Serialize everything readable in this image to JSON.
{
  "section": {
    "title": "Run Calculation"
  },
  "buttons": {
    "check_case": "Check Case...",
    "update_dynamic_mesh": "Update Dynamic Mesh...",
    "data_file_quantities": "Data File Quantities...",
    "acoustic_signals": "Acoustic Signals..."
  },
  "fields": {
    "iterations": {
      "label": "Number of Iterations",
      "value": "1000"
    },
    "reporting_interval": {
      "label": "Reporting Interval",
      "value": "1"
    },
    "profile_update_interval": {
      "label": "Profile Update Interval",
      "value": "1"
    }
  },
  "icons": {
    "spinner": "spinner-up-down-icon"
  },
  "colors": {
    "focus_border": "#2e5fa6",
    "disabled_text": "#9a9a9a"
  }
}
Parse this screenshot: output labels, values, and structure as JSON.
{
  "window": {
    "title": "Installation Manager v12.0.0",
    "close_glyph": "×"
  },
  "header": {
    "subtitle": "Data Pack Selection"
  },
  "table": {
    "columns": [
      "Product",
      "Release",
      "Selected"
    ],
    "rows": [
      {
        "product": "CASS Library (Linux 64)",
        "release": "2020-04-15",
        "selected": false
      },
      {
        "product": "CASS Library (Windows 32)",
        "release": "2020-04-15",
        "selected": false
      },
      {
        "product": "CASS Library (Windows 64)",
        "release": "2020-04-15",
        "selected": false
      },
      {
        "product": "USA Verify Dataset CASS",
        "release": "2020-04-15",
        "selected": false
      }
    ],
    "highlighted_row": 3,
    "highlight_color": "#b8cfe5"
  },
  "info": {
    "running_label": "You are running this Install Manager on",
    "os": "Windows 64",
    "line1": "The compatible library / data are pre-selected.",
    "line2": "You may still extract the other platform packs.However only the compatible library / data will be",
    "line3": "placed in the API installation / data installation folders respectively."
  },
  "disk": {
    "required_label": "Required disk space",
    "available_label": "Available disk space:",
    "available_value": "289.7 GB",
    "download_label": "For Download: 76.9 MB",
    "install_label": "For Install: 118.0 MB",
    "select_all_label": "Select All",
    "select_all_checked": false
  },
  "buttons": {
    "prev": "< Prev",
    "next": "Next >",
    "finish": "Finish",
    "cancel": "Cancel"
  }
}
___
**GOAL OF THE EXERCISE:** Return all of the data exactly as it reads.

**EXPECTED ANSWER:**
Serialize everything readable in this image to JSON.
{
  "section": {
    "title": "Run Calculation"
  },
  "buttons": {
    "check_case": "Check Case...",
    "update_dynamic_mesh": "Update Dynamic Mesh...",
    "data_file_quantities": "Data File Quantities...",
    "acoustic_signals": "Acoustic Signals..."
  },
  "fields": {
    "iterations": {
      "label": "Number of Iterations",
      "value": "1000"
    },
    "reporting_interval": {
      "label": "Reporting Interval",
      "value": "1"
    },
    "profile_update_interval": {
      "label": "Profile Update Interval",
      "value": "1"
    }
  },
  "icons": {
    "spinner": "spinner-up-down-icon"
  },
  "colors": {
    "focus_border": "#2e5fa6",
    "disabled_text": "#9a9a9a"
  }
}
Parse this screenshot: output labels, values, and structure as JSON.
{
  "window": {
    "title": "Installation Manager v12.0.0",
    "close_glyph": "×"
  },
  "header": {
    "subtitle": "Data Pack Selection"
  },
  "table": {
    "columns": [
      "Product",
      "Release",
      "Selected"
    ],
    "rows": [
      {
        "product": "CASS Library (Linux 64)",
        "release": "2020-04-15",
        "selected": false
      },
      {
        "product": "CASS Library (Windows 32)",
        "release": "2020-04-15",
        "selected": false
      },
      {
        "product": "CASS Library (Windows 64)",
        "release": "2020-04-15",
        "selected": false
      },
      {
        "product": "USA Verify Dataset CASS",
        "release": "2020-04-15",
        "selected": false
      }
    ],
    "highlighted_row": 3,
    "highlight_color": "#b8cfe5"
  },
  "info": {
    "running_label": "You are running this Install Manager on",
    "os": "Windows 64",
    "line1": "The compatible library / data are pre-selected.",
    "line2": "You may still extract the other platform packs.However only the compatible library / data will be",
    "line3": "placed in the API installation / data installation folders respectively."
  },
  "disk": {
    "required_label": "Required disk space",
    "available_label": "Available disk space:",
    "available_value": "289.7 GB",
    "download_label": "For Download: 76.9 MB",
    "install_label": "For Install: 118.0 MB",
    "select_all_label": "Select All",
    "select_all_checked": false
  },
  "buttons": {
    "prev": "< Prev",
    "next": "Next >",
    "finish": "Finish",
    "cancel": "Cancel"
  }
}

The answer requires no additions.